> Written task: Determine the number of lines containing the word "ferro", and state that figure alone.

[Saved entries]
[Begin]

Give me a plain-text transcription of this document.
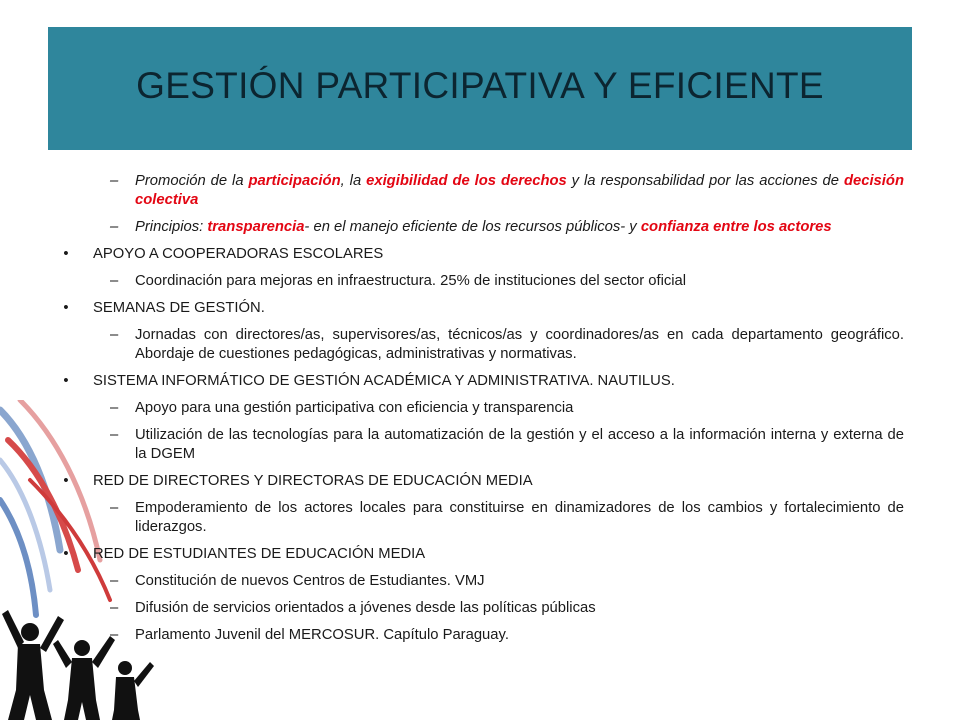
GESTIÓN PARTICIPATIVA Y EFICIENTE
– Promoción de la participación, la exigibilidad de los derechos y la responsabilidad por las acciones de decisión colectiva
– Principios: transparencia- en el manejo eficiente de los recursos públicos- y confianza entre los actores
• APOYO A COOPERADORAS ESCOLARES
– Coordinación para mejoras en infraestructura. 25% de instituciones del sector oficial
• SEMANAS DE GESTIÓN.
– Jornadas con directores/as, supervisores/as, técnicos/as y coordinadores/as en cada departamento geográfico. Abordaje de cuestiones pedagógicas, administrativas y normativas.
• SISTEMA INFORMÁTICO DE GESTIÓN ACADÉMICA Y ADMINISTRATIVA. NAUTILUS.
– Apoyo para una gestión participativa con eficiencia y transparencia
– Utilización de las tecnologías para la automatización de la gestión y el acceso a la información interna y externa de la DGEM
• RED DE DIRECTORES Y DIRECTORAS DE EDUCACIÓN MEDIA
– Empoderamiento de los actores locales para constituirse en dinamizadores de los cambios y fortalecimiento de liderazgos.
• RED DE ESTUDIANTES DE EDUCACIÓN MEDIA
– Constitución de nuevos Centros de Estudiantes. VMJ
– Difusión de servicios orientados a jóvenes desde las políticas públicas
– Parlamento Juvenil del MERCOSUR. Capítulo Paraguay.
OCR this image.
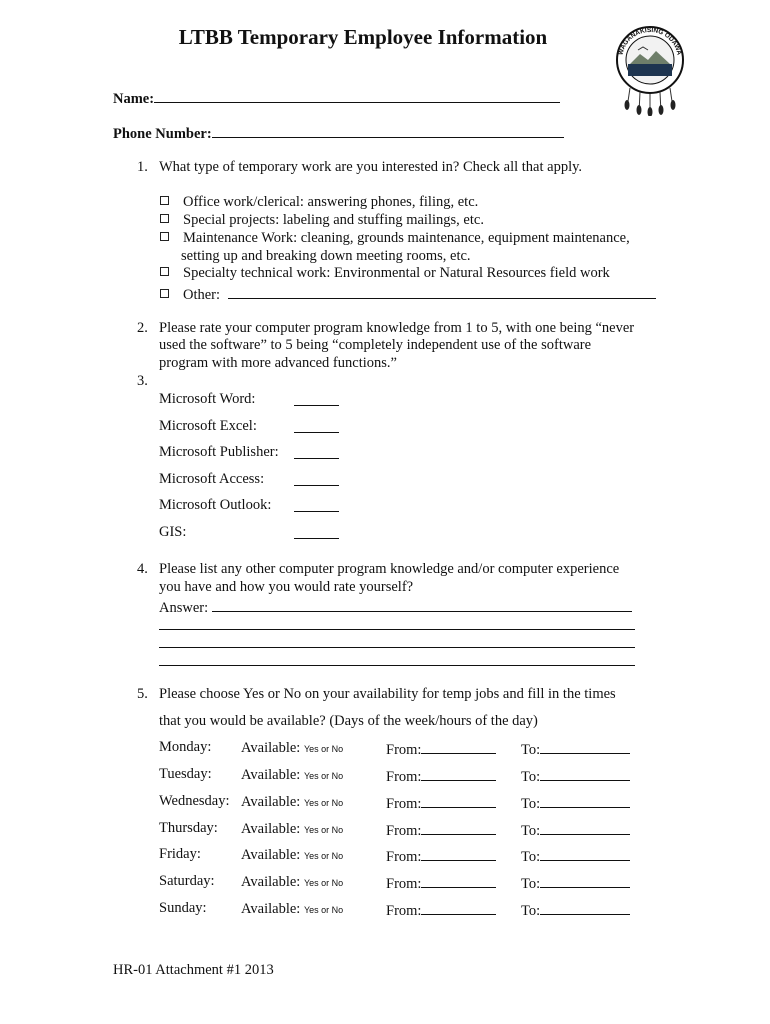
LTBB Temporary Employee Information
WAGANAKISING ODAWA
Name:
Phone Number:
1. What type of temporary work are you interested in? Check all that apply.
Office work/clerical: answering phones, filing, etc.
Special projects: labeling and stuffing mailings, etc.
Maintenance Work: cleaning, grounds maintenance, equipment maintenance,
setting up and breaking down meeting rooms, etc.
Specialty technical work: Environmental or Natural Resources field work
Other:
2. Please rate your computer program knowledge from 1 to 5, with one being “never
used the software” to 5 being “completely independent use of the software
program with more advanced functions.”
3.
Microsoft Word:
Microsoft Excel:
Microsoft Publisher:
Microsoft Access:
Microsoft Outlook:
GIS:
4. Please list any other computer program knowledge and/or computer experience
you have and how you would rate yourself?
Answer:
5. Please choose Yes or No on your availability for temp jobs and fill in the times
that you would be available? (Days of the week/hours of the day)
Monday: Available: Yes or No	From:	To:
Tuesday: Available: Yes or No	From:	To:
Wednesday: Available: Yes or No	From:	To:
Thursday: Available: Yes or No	From:	To:
Friday:	Available: Yes or No	From:	To:
Saturday: Available: Yes or No	From:	To:
Sunday: Available: Yes or No	From:	To:
HR-01 Attachment #1 2013
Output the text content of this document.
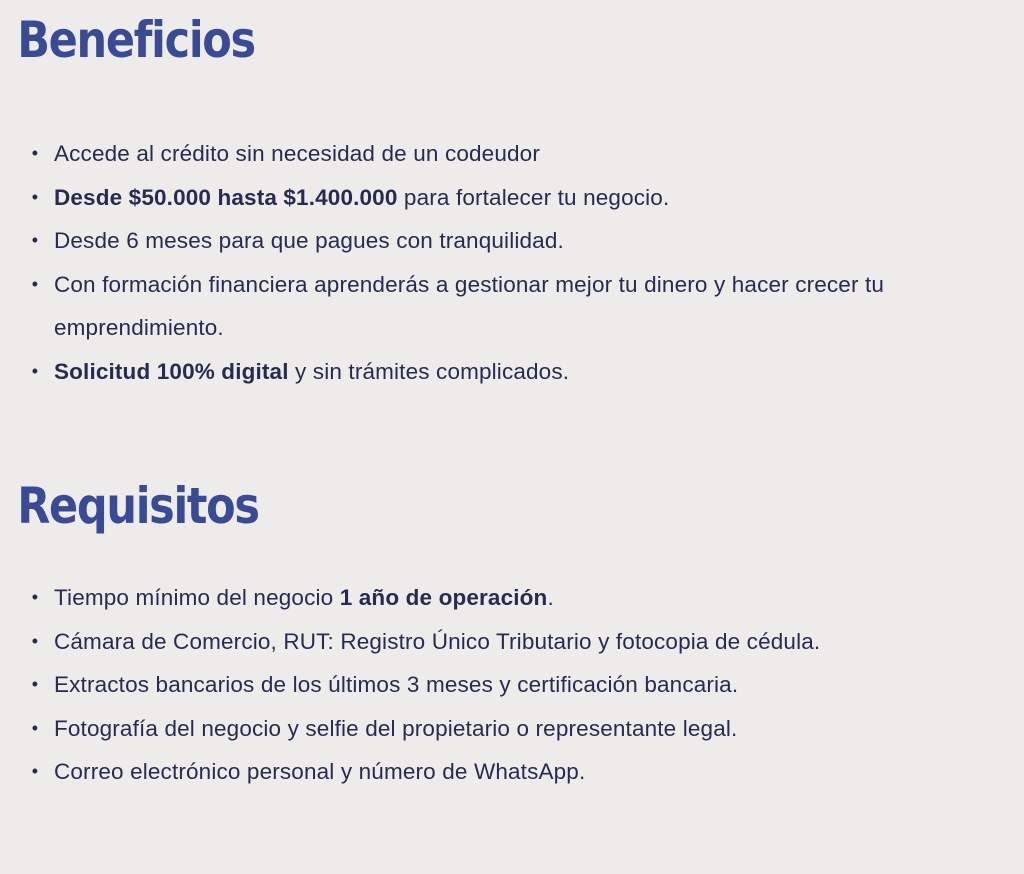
Beneficios
• Accede al crédito sin necesidad de un codeudor
• Desde $50.000 hasta $1.400.000 para fortalecer tu negocio.
• Desde 6 meses para que pagues con tranquilidad.
• Con formación financiera aprenderás a gestionar mejor tu dinero y hacer crecer tu emprendimiento.
• Solicitud 100% digital y sin trámites complicados.
Requisitos
• Tiempo mínimo del negocio 1 año de operación.
• Cámara de Comercio, RUT: Registro Único Tributario y fotocopia de cédula.
• Extractos bancarios de los últimos 3 meses y certificación bancaria.
• Fotografía del negocio y selfie del propietario o representante legal.
• Correo electrónico personal y número de WhatsApp.
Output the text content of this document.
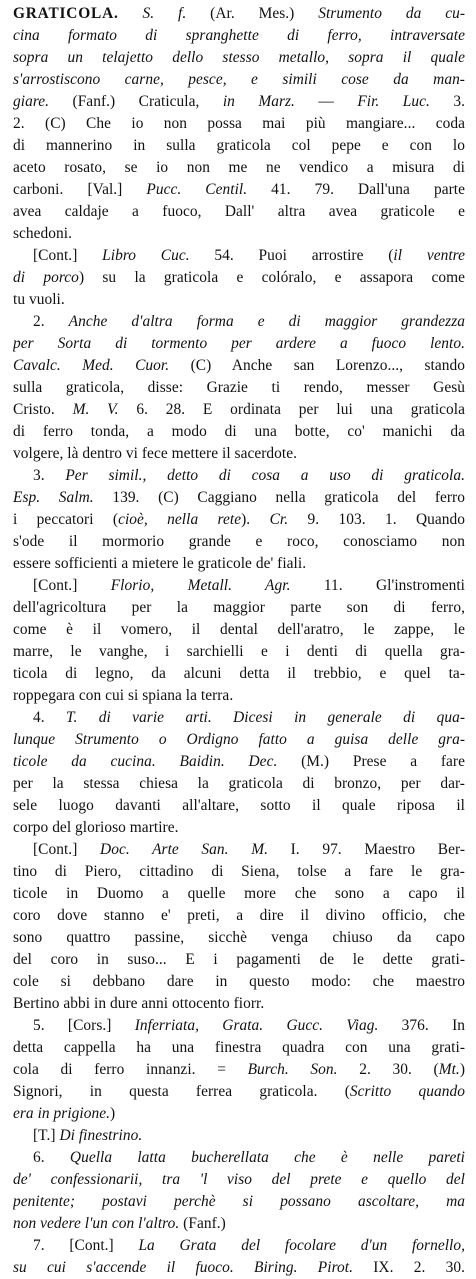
GRATICOLA. S. f. (Ar. Mes.) Strumento da cu-
cina formato di spranghette di ferro, intraversate
sopra un telajetto dello stesso metallo, sopra il quale
s'arrostiscono carne, pesce, e simili cose da man-
giare. (Fanf.) Craticula, in Marz. — Fir. Luc. 3.
2. (C) Che io non possa mai più mangiare... coda
di mannerino in sulla graticola col pepe e con lo
aceto rosato, se io non me ne vendico a misura di
carboni. [Val.] Pucc. Centil. 41. 79. Dall'una parte
avea caldaje a fuoco, Dall' altra avea graticole e
schedoni.
[Cont.] Libro Cuc. 54. Puoi arrostire (il ventre
di porco) su la graticola e colóralo, e assapora come
tu vuoli.
2. Anche d'altra forma e di maggior grandezza
per Sorta di tormento per ardere a fuoco lento.
Cavalc. Med. Cuor. (C) Anche san Lorenzo..., stando
sulla graticola, disse: Grazie ti rendo, messer Gesù
Cristo. M. V. 6. 28. E ordinata per lui una graticola
di ferro tonda, a modo di una botte, co' manichi da
volgere, là dentro vi fece mettere il sacerdote.
3. Per simil., detto di cosa a uso di graticola.
Esp. Salm. 139. (C) Caggiano nella graticola del ferro
i peccatori (cioè, nella rete). Cr. 9. 103. 1. Quando
s'ode il mormorio grande e roco, conosciamo non
essere sofficienti a mietere le graticole de' fiali.
[Cont.] Florio, Metall. Agr. 11. Gl'instromenti
dell'agricoltura per la maggior parte son di ferro,
come è il vomero, il dental dell'aratro, le zappe, le
marre, le vanghe, i sarchielli e i denti di quella gra-
ticola di legno, da alcuni detta il trebbio, e quel ta-
roppegara con cui si spiana la terra.
4. T. di varie arti. Dicesi in generale di qua-
lunque Strumento o Ordigno fatto a guisa delle gra-
ticole da cucina. Baidin. Dec. (M.) Prese a fare
per la stessa chiesa la graticola di bronzo, per dar-
sele luogo davanti all'altare, sotto il quale riposa il
corpo del glorioso martire.
[Cont.] Doc. Arte San. M. I. 97. Maestro Ber-
tino di Piero, cittadino di Siena, tolse a fare le gra-
ticole in Duomo a quelle more che sono a capo il
coro dove stanno e' preti, a dire il divino officio, che
sono quattro passine, sicchè venga chiuso da capo
del coro in suso... E i pagamenti de le dette grati-
cole si debbano dare in questo modo: che maestro
Bertino abbi in dure anni ottocento fiorr.
5. [Cors.] Inferriata, Grata. Gucc. Viag. 376. In
detta cappella ha una finestra quadra con una grati-
cola di ferro innanzi. = Burch. Son. 2. 30. (Mt.)
Signori, in questa ferrea graticola. (Scritto quando
era in prigione.)
[T.] Di finestrino.
6. Quella latta bucherellata che è nelle pareti
de' confessionarii, tra 'l viso del prete e quello del
penitente; postavi perchè si possano ascoltare, ma
non vedere l'un con l'altro. (Fanf.)
7. [Cont.] La Grata del focolare d'un fornello,
su cui s'accende il fuoco. Biring. Pirot. IX. 2. 30.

[End]

> Answer to the exercise: 5